[Dataset records]
--------------------------------------------------

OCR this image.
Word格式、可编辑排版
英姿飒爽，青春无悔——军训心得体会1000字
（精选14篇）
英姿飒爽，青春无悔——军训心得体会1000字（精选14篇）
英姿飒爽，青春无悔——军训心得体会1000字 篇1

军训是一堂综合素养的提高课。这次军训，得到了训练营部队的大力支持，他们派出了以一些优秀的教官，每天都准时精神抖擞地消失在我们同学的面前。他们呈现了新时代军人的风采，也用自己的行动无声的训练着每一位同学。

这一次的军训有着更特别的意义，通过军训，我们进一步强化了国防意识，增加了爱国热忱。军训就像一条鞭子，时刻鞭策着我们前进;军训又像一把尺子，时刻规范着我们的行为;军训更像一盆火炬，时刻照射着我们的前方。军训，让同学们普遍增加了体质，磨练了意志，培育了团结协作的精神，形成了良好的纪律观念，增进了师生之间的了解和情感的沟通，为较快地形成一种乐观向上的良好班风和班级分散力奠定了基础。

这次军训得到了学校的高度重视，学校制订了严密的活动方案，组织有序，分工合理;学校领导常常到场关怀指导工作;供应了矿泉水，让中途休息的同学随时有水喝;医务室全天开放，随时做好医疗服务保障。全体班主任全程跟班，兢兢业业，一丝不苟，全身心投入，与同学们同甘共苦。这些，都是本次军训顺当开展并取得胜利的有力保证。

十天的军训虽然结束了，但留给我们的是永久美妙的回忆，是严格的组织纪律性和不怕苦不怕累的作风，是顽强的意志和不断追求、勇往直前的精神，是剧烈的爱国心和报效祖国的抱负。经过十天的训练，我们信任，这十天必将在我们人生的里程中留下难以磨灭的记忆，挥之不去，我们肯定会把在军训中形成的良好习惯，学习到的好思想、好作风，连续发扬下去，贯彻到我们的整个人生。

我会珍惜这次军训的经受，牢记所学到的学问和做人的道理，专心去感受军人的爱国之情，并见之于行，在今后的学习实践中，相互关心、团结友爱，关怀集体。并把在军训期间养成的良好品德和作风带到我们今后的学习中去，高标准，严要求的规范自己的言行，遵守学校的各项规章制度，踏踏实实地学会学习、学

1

--------------------------------------------------

→ EXERCISE OBJECTIVE: Scan the lines for the string "英姿飒爽". Pick out every line that has it.

→ RESPONSE TO THE EXERCISE:
英姿飒爽，青春无悔——军训心得体会1000字
英姿飒爽，青春无悔——军训心得体会1000字（精选14篇）
英姿飒爽，青春无悔——军训心得体会1000字 篇1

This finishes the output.